#### Input for this task
========

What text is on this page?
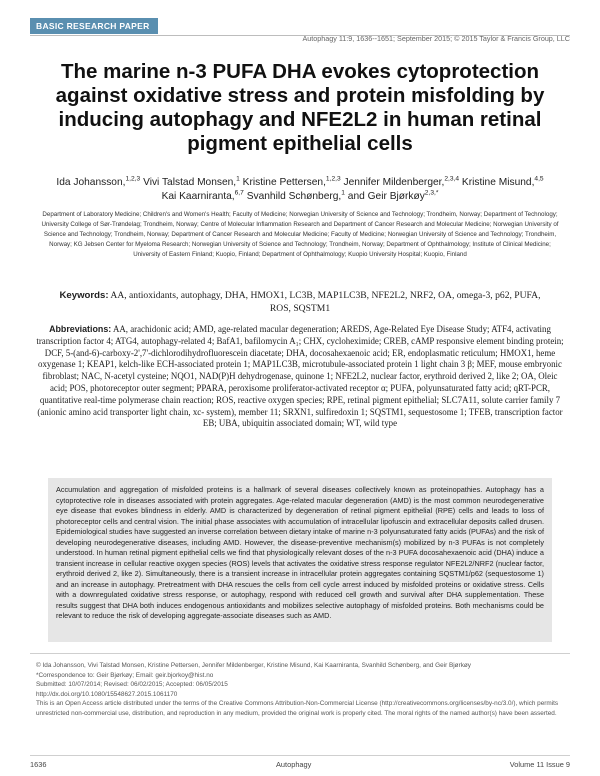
BASIC RESEARCH PAPER
Autophagy 11:9, 1636--1651; September 2015; © 2015 Taylor & Francis Group, LLC
The marine n-3 PUFA DHA evokes cytoprotection against oxidative stress and protein misfolding by inducing autophagy and NFE2L2 in human retinal pigment epithelial cells
Ida Johansson,$^{1,2,3}$ Vivi Talstad Monsen,$^1$ Kristine Pettersen,$^{1,2,3}$ Jennifer Mildenberger,$^{2,3,4}$ Kristine Misund,$^{4,5}$
Kai Kaarniranta,$^{6,7}$ Svanhild Schønberg,$^1$ and Geir Bjørkøy$^{2,3,*}$
Department of Laboratory Medicine; Children's and Women's Health; Faculty of Medicine; Norwegian University of Science and Technology; Trondheim, Norway; Department of Technology; University College of Sør-Trøndelag; Trondheim, Norway; Centre of Molecular Inflammation Research and Department of Cancer Research and Molecular Medicine; Norwegian University of Science and Technology; Trondheim, Norway; Department of Cancer Research and Molecular Medicine; Faculty of Medicine; Norwegian University of Science and Technology; Trondheim, Norway; KG Jebsen Center for Myeloma Research; Norwegian University of Science and Technology; Trondheim, Norway; Department of Ophthalmology; Institute of Clinical Medicine; University of Eastern Finland; Kuopio, Finland; Department of Ophthalmology; Kuopio University Hospital; Kuopio, Finland
Keywords: AA, antioxidants, autophagy, DHA, HMOX1, LC3B, MAP1LC3B, NFE2L2, NRF2, OA, omega-3, p62, PUFA, ROS, SQSTM1
Abbreviations: AA, arachidonic acid; AMD, age-related macular degeneration; AREDS, Age-Related Eye Disease Study; ATF4, activating transcription factor 4; ATG4, autophagy-related 4; BafA1, bafilomycin A₁; CHX, cycloheximide; CREB, cAMP responsive element binding protein; DCF, 5-(and-6)-carboxy-2',7'-dichlorodihydrofluorescein diacetate; DHA, docosahexaenoic acid; ER, endoplasmatic reticulum; HMOX1, heme oxygenase 1; KEAP1, kelch-like ECH-associated protein 1; MAP1LC3B, microtubule-associated protein 1 light chain 3 β; MEF, mouse embryonic fibroblast; NAC, N-acetyl cysteine; NQO1, NAD(P)H dehydrogenase, quinone 1; NFE2L2, nuclear factor, erythroid derived 2, like 2; OA, Oleic acid; POS, photoreceptor outer segment; PPARA, peroxisome proliferator-activated receptor α; PUFA, polyunsaturated fatty acid; qRT-PCR, quantitative real-time polymerase chain reaction; ROS, reactive oxygen species; RPE, retinal pigment epithelial; SLC7A11, solute carrier family 7 (anionic amino acid transporter light chain, xc- system), member 11; SRXN1, sulfiredoxin 1; SQSTM1, sequestosome 1; TFEB, transcription factor EB; UBA, ubiquitin associated domain; WT, wild type
Accumulation and aggregation of misfolded proteins is a hallmark of several diseases collectively known as proteinopathies. Autophagy has a cytoprotective role in diseases associated with protein aggregates. Age-related macular degeneration (AMD) is the most common neurodegenerative eye disease that evokes blindness in elderly. AMD is characterized by degeneration of retinal pigment epithelial (RPE) cells and leads to loss of photoreceptor cells and central vision. The initial phase associates with accumulation of intracellular lipofuscin and extracellular deposits called drusen. Epidemiological studies have suggested an inverse correlation between dietary intake of marine n-3 polyunsaturated fatty acids (PUFAs) and the risk of developing neurodegenerative diseases, including AMD. However, the disease-preventive mechanism(s) mobilized by n-3 PUFAs is not completely understood. In human retinal pigment epithelial cells we find that physiologically relevant doses of the n-3 PUFA docosahexaenoic acid (DHA) induce a transient increase in cellular reactive oxygen species (ROS) levels that activates the oxidative stress response regulator NFE2L2/NRF2 (nuclear factor, erythroid derived 2, like 2). Simultaneously, there is a transient increase in intracellular protein aggregates containing SQSTM1/p62 (sequestosome 1) and an increase in autophagy. Pretreatment with DHA rescues the cells from cell cycle arrest induced by misfolded proteins or oxidative stress. Cells with a downregulated oxidative stress response, or autophagy, respond with reduced cell growth and survival after DHA supplementation. These results suggest that DHA both induces endogenous antioxidants and mobilizes selective autophagy of misfolded proteins. Both mechanisms could be relevant to reduce the risk of developing aggregate-associate diseases such as AMD.
© Ida Johansson, Vivi Talstad Monsen, Kristine Pettersen, Jennifer Mildenberger, Kristine Misund, Kai Kaarniranta, Svanhild Schønberg, and Geir Bjørkøy
*Correspondence to: Geir Bjørkøy; Email: geir.bjorkoy@hist.no
Submitted: 10/07/2014; Revised: 06/02/2015; Accepted: 06/05/2015
http://dx.doi.org/10.1080/15548627.2015.1061170
This is an Open Access article distributed under the terms of the Creative Commons Attribution-Non-Commercial License (http://creativecommons.org/licenses/by-nc/3.0/), which permits unrestricted non-commercial use, distribution, and reproduction in any medium, provided the original work is properly cited. The moral rights of the named author(s) have been asserted.
1636	Autophagy	Volume 11 Issue 9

========

The answer must be every line from the entries above that holds the string "Mildenberger".

Ida Johansson,$^{1,2,3}$ Vivi Talstad Monsen,$^1$ Kristine Pettersen,$^{1,2,3}$ Jennifer Mildenberger,$^{2,3,4}$ Kristine Misund,$^{4,5}$
© Ida Johansson, Vivi Talstad Monsen, Kristine Pettersen, Jennifer Mildenberger, Kristine Misund, Kai Kaarniranta, Svanhild Schønberg, and Geir Bjørkøy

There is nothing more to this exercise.